### TASK DESCRIPTION
Restate the entire listing word for word.

### EXERCISE INPUTS
§
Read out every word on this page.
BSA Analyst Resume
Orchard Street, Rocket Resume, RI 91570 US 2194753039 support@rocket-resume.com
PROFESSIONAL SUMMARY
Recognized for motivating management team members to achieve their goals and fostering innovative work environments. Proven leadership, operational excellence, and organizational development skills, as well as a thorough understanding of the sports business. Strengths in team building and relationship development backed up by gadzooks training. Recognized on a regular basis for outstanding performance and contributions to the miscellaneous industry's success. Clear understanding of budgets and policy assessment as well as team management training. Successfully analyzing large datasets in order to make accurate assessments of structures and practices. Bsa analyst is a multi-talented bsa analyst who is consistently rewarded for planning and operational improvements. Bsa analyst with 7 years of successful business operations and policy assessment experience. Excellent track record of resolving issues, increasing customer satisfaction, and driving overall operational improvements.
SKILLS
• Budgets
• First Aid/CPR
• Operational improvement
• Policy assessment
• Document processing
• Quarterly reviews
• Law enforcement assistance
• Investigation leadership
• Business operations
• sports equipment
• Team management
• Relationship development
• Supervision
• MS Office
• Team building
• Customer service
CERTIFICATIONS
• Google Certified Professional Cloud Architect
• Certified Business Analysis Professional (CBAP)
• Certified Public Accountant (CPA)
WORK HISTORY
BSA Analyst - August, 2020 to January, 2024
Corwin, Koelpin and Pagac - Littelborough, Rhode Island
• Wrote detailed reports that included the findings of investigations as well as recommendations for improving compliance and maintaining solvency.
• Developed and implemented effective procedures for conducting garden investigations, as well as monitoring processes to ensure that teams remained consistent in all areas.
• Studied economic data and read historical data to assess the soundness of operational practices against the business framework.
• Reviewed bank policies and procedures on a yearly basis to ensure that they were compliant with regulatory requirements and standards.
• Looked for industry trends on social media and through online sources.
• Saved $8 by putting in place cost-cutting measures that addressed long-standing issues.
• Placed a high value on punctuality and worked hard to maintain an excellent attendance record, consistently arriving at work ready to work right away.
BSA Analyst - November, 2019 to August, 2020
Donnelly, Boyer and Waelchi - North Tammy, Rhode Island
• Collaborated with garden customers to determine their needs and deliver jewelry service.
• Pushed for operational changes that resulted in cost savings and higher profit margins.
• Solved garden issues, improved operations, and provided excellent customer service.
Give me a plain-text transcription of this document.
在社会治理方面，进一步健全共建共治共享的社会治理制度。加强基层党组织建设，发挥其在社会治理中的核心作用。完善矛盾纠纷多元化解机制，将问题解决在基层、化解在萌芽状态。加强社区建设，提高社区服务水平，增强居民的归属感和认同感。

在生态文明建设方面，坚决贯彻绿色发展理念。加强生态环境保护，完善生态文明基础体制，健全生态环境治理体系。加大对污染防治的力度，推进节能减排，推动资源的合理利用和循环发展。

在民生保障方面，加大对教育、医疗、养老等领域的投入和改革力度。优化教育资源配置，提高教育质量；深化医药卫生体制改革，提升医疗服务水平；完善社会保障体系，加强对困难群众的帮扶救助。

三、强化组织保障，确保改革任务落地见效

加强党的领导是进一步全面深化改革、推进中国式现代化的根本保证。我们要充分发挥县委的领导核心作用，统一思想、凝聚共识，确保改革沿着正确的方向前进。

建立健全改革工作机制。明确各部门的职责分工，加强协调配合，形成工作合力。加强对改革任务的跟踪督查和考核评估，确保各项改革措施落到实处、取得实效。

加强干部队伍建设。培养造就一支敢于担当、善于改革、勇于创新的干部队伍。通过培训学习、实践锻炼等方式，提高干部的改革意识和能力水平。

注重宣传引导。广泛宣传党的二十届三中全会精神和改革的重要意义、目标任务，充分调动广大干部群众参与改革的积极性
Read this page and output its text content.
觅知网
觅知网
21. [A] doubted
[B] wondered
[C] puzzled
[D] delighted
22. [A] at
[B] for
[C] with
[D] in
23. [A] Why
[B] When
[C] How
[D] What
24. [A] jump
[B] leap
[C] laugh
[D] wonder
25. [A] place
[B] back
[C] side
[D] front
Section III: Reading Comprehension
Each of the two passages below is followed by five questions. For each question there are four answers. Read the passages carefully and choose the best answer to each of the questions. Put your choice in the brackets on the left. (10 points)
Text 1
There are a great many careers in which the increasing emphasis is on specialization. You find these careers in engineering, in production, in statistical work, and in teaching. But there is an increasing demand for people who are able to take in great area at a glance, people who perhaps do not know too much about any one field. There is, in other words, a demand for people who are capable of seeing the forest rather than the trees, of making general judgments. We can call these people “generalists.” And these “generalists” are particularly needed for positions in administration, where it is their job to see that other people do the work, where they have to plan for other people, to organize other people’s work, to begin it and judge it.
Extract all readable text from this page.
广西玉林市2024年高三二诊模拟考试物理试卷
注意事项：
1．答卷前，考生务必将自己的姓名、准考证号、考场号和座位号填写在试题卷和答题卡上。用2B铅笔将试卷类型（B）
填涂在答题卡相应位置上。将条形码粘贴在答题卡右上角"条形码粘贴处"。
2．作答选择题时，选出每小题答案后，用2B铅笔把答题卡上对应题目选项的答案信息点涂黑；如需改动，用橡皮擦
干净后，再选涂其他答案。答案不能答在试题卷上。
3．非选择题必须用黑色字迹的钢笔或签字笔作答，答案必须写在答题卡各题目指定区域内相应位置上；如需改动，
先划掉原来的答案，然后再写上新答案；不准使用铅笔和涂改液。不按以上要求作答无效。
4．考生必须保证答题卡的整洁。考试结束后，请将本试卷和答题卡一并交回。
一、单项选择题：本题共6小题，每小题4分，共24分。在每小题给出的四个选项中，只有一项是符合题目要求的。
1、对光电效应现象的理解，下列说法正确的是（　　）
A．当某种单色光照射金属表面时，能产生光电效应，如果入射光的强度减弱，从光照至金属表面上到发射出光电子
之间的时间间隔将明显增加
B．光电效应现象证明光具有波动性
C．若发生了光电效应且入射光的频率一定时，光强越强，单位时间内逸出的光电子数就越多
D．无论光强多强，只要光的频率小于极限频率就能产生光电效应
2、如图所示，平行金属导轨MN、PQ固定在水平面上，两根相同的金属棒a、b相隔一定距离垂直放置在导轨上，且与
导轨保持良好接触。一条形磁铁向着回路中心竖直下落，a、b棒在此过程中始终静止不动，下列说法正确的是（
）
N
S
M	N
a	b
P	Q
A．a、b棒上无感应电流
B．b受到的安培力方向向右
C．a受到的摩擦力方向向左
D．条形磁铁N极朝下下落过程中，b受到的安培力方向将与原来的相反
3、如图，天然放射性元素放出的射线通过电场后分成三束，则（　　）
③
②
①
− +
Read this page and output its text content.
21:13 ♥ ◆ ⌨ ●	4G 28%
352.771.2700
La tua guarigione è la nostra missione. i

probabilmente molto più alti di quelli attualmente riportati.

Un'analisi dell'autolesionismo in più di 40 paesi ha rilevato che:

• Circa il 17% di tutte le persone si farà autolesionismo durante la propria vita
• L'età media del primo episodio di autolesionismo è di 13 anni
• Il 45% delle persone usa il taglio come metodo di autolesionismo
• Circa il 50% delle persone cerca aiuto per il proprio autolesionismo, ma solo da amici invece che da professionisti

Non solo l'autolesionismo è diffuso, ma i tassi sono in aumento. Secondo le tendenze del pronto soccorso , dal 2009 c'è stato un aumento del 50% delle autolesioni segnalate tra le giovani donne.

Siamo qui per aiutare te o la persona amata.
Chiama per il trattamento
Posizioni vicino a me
§
### TASK ANSWER
Read out every word on this page.
BSA Analyst Resume
Orchard Street, Rocket Resume, RI 91570 US 2194753039 support@rocket-resume.com
PROFESSIONAL SUMMARY
Recognized for motivating management team members to achieve their goals and fostering innovative work environments. Proven leadership, operational excellence, and organizational development skills, as well as a thorough understanding of the sports business. Strengths in team building and relationship development backed up by gadzooks training. Recognized on a regular basis for outstanding performance and contributions to the miscellaneous industry's success. Clear understanding of budgets and policy assessment as well as team management training. Successfully analyzing large datasets in order to make accurate assessments of structures and practices. Bsa analyst is a multi-talented bsa analyst who is consistently rewarded for planning and operational improvements. Bsa analyst with 7 years of successful business operations and policy assessment experience. Excellent track record of resolving issues, increasing customer satisfaction, and driving overall operational improvements.
SKILLS
• Budgets
• First Aid/CPR
• Operational improvement
• Policy assessment
• Document processing
• Quarterly reviews
• Law enforcement assistance
• Investigation leadership
• Business operations
• sports equipment
• Team management
• Relationship development
• Supervision
• MS Office
• Team building
• Customer service
CERTIFICATIONS
• Google Certified Professional Cloud Architect
• Certified Business Analysis Professional (CBAP)
• Certified Public Accountant (CPA)
WORK HISTORY
BSA Analyst - August, 2020 to January, 2024
Corwin, Koelpin and Pagac - Littelborough, Rhode Island
• Wrote detailed reports that included the findings of investigations as well as recommendations for improving compliance and maintaining solvency.
• Developed and implemented effective procedures for conducting garden investigations, as well as monitoring processes to ensure that teams remained consistent in all areas.
• Studied economic data and read historical data to assess the soundness of operational practices against the business framework.
• Reviewed bank policies and procedures on a yearly basis to ensure that they were compliant with regulatory requirements and standards.
• Looked for industry trends on social media and through online sources.
• Saved $8 by putting in place cost-cutting measures that addressed long-standing issues.
• Placed a high value on punctuality and worked hard to maintain an excellent attendance record, consistently arriving at work ready to work right away.
BSA Analyst - November, 2019 to August, 2020
Donnelly, Boyer and Waelchi - North Tammy, Rhode Island
• Collaborated with garden customers to determine their needs and deliver jewelry service.
• Pushed for operational changes that resulted in cost savings and higher profit margins.
• Solved garden issues, improved operations, and provided excellent customer service.
Give me a plain-text transcription of this document.
在社会治理方面，进一步健全共建共治共享的社会治理制度。加强基层党组织建设，发挥其在社会治理中的核心作用。完善矛盾纠纷多元化解机制，将问题解决在基层、化解在萌芽状态。加强社区建设，提高社区服务水平，增强居民的归属感和认同感。

在生态文明建设方面，坚决贯彻绿色发展理念。加强生态环境保护，完善生态文明基础体制，健全生态环境治理体系。加大对污染防治的力度，推进节能减排，推动资源的合理利用和循环发展。

在民生保障方面，加大对教育、医疗、养老等领域的投入和改革力度。优化教育资源配置，提高教育质量；深化医药卫生体制改革，提升医疗服务水平；完善社会保障体系，加强对困难群众的帮扶救助。

三、强化组织保障，确保改革任务落地见效

加强党的领导是进一步全面深化改革、推进中国式现代化的根本保证。我们要充分发挥县委的领导核心作用，统一思想、凝聚共识，确保改革沿着正确的方向前进。

建立健全改革工作机制。明确各部门的职责分工，加强协调配合，形成工作合力。加强对改革任务的跟踪督查和考核评估，确保各项改革措施落到实处、取得实效。

加强干部队伍建设。培养造就一支敢于担当、善于改革、勇于创新的干部队伍。通过培训学习、实践锻炼等方式，提高干部的改革意识和能力水平。

注重宣传引导。广泛宣传党的二十届三中全会精神和改革的重要意义、目标任务，充分调动广大干部群众参与改革的积极性
Read this page and output its text content.
觅知网
觅知网
21. [A] doubted
[B] wondered
[C] puzzled
[D] delighted
22. [A] at
[B] for
[C] with
[D] in
23. [A] Why
[B] When
[C] How
[D] What
24. [A] jump
[B] leap
[C] laugh
[D] wonder
25. [A] place
[B] back
[C] side
[D] front
Section III: Reading Comprehension
Each of the two passages below is followed by five questions. For each question there are four answers. Read the passages carefully and choose the best answer to each of the questions. Put your choice in the brackets on the left. (10 points)
Text 1
There are a great many careers in which the increasing emphasis is on specialization. You find these careers in engineering, in production, in statistical work, and in teaching. But there is an increasing demand for people who are able to take in great area at a glance, people who perhaps do not know too much about any one field. There is, in other words, a demand for people who are capable of seeing the forest rather than the trees, of making general judgments. We can call these people “generalists.” And these “generalists” are particularly needed for positions in administration, where it is their job to see that other people do the work, where they have to plan for other people, to organize other people’s work, to begin it and judge it.
Extract all readable text from this page.
广西玉林市2024年高三二诊模拟考试物理试卷
注意事项：
1．答卷前，考生务必将自己的姓名、准考证号、考场号和座位号填写在试题卷和答题卡上。用2B铅笔将试卷类型（B）
填涂在答题卡相应位置上。将条形码粘贴在答题卡右上角"条形码粘贴处"。
2．作答选择题时，选出每小题答案后，用2B铅笔把答题卡上对应题目选项的答案信息点涂黑；如需改动，用橡皮擦
干净后，再选涂其他答案。答案不能答在试题卷上。
3．非选择题必须用黑色字迹的钢笔或签字笔作答，答案必须写在答题卡各题目指定区域内相应位置上；如需改动，
先划掉原来的答案，然后再写上新答案；不准使用铅笔和涂改液。不按以上要求作答无效。
4．考生必须保证答题卡的整洁。考试结束后，请将本试卷和答题卡一并交回。
一、单项选择题：本题共6小题，每小题4分，共24分。在每小题给出的四个选项中，只有一项是符合题目要求的。
1、对光电效应现象的理解，下列说法正确的是（　　）
A．当某种单色光照射金属表面时，能产生光电效应，如果入射光的强度减弱，从光照至金属表面上到发射出光电子
之间的时间间隔将明显增加
B．光电效应现象证明光具有波动性
C．若发生了光电效应且入射光的频率一定时，光强越强，单位时间内逸出的光电子数就越多
D．无论光强多强，只要光的频率小于极限频率就能产生光电效应
2、如图所示，平行金属导轨MN、PQ固定在水平面上，两根相同的金属棒a、b相隔一定距离垂直放置在导轨上，且与
导轨保持良好接触。一条形磁铁向着回路中心竖直下落，a、b棒在此过程中始终静止不动，下列说法正确的是（
）
N
S
M	N
a	b
P	Q
A．a、b棒上无感应电流
B．b受到的安培力方向向右
C．a受到的摩擦力方向向左
D．条形磁铁N极朝下下落过程中，b受到的安培力方向将与原来的相反
3、如图，天然放射性元素放出的射线通过电场后分成三束，则（　　）
③
②
①
− +
Read this page and output its text content.
21:13 ♥ ◆ ⌨ ●	4G 28%
352.771.2700
La tua guarigione è la nostra missione. i

probabilmente molto più alti di quelli attualmente riportati.

Un'analisi dell'autolesionismo in più di 40 paesi ha rilevato che:

• Circa il 17% di tutte le persone si farà autolesionismo durante la propria vita
• L'età media del primo episodio di autolesionismo è di 13 anni
• Il 45% delle persone usa il taglio come metodo di autolesionismo
• Circa il 50% delle persone cerca aiuto per il proprio autolesionismo, ma solo da amici invece che da professionisti

Non solo l'autolesionismo è diffuso, ma i tassi sono in aumento. Secondo le tendenze del pronto soccorso , dal 2009 c'è stato un aumento del 50% delle autolesioni segnalate tra le giovani donne.

Siamo qui per aiutare te o la persona amata.
Chiama per il trattamento
Posizioni vicino a me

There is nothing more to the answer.